▶ [Reading passage]

⁂

Investment by Japanese companies in East Asia increased dramatically from the mid-1980s against a backdrop of sharp yen appreciation following the Plaza Accord. During this period, a string of Japanese manufacturing bases was established in Southeast Asia, including in Thailand, Indonesia, the Philippines and Malaysia. Then, from the 1990s through to the 2000s, the technologies and expertise of Japanese companies gradually took root in the local region. For example, when the automotive industry first moved into Southeast Asia, it relied on importing parts, but gradually local procurement increased.
During the same period, parts and products started being manufactured across several countries following a phased reduction in customs duties on industrial products in the Southeast Asia region as well as the development of distribution and communications networks. In this way, Japanese companies expanded the value chain across the entire region.
The Trade in Value Added (TiVA) statistics published by the OECD illustrate how the value chain has spread throughout the world, and they suggest that in this era of globalisation, bilateral free trade agreements alone are no longer enough.

⁂

▶ [Activity]
In the passage on Japanese investment in East Asia, reproduce everything from "Investment by Japanese" down to "local procurement increased.".

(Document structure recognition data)
⁂

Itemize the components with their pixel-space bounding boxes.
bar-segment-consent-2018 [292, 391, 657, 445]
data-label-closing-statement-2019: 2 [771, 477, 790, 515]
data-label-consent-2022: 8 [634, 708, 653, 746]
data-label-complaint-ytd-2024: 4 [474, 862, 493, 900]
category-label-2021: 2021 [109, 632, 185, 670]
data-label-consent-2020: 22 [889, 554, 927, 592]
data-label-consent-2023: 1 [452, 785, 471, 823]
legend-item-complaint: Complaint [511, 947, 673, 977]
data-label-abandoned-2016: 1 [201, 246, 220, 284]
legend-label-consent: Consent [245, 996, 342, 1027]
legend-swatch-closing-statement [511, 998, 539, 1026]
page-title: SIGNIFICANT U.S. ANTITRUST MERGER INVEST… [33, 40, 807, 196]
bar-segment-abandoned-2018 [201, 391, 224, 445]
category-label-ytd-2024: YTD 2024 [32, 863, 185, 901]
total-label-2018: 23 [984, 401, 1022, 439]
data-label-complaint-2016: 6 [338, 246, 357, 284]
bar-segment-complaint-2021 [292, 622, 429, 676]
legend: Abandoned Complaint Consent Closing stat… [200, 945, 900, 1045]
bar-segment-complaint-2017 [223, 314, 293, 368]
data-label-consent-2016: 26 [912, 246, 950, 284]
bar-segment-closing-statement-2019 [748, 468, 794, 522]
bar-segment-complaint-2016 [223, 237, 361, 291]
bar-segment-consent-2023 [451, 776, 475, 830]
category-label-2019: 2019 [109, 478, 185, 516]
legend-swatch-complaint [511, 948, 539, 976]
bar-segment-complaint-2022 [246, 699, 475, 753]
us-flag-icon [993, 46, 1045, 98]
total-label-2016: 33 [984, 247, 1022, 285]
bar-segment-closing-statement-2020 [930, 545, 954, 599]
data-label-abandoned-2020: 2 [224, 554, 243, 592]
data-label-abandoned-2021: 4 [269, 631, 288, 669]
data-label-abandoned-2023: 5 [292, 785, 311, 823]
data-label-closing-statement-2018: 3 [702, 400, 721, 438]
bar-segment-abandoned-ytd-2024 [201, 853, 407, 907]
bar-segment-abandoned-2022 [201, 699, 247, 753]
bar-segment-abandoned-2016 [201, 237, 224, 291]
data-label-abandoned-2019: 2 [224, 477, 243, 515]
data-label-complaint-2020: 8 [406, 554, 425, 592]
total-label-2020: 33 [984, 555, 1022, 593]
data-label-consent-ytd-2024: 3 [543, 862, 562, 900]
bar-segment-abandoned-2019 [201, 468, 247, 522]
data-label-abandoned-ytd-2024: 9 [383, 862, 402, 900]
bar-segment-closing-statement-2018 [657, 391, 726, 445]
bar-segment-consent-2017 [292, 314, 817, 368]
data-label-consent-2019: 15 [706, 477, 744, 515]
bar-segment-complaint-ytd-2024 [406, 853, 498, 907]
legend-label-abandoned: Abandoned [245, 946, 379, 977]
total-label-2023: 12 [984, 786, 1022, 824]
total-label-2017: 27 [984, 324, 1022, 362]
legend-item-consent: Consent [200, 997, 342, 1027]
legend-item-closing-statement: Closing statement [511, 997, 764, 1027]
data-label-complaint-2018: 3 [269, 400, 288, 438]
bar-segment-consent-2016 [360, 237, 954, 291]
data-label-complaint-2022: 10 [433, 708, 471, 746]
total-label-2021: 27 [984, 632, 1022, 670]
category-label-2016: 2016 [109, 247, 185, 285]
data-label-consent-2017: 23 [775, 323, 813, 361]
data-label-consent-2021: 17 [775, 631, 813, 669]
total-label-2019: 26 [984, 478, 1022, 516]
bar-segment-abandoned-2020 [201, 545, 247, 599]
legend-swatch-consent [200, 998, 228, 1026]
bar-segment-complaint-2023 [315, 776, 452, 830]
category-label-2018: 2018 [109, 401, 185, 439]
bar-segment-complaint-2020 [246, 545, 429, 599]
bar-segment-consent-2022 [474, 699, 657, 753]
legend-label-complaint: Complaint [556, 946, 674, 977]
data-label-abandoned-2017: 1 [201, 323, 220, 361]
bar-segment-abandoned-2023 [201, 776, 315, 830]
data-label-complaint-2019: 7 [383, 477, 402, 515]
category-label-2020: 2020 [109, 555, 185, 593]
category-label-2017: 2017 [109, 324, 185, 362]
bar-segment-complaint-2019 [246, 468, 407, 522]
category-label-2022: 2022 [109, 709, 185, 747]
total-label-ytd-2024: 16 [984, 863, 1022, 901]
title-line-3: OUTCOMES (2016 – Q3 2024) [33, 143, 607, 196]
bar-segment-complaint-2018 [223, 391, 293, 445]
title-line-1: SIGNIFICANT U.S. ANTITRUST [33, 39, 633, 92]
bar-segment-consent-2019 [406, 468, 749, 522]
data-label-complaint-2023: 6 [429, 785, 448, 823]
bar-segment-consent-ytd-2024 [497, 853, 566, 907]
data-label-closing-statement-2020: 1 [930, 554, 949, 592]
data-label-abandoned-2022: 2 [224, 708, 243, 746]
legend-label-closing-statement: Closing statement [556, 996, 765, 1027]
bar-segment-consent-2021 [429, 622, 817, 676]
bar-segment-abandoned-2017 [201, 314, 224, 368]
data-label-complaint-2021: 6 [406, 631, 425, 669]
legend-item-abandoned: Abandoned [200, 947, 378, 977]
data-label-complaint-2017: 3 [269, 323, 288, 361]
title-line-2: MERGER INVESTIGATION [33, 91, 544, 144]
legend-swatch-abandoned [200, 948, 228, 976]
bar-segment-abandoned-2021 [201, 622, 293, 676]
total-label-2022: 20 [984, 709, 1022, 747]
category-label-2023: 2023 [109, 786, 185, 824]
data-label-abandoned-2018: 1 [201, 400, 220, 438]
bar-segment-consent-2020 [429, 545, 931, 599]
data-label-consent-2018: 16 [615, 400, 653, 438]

⁂

▶ [Output of the task]
Investment by Japanese companies in East Asia increased dramatically from the mid-1980s against a backdrop of sharp yen appreciation following the Plaza Accord. During this period, a string of Japanese manufacturing bases was established in Southeast Asia, including in Thailand, Indonesia, the Philippines and Malaysia. Then, from the 1990s through to the 2000s, the technologies and expertise of Japanese companies gradually took root in the local region. For example, when the automotive industry first moved into Southeast Asia, it relied on importing parts, but gradually local procurement increased.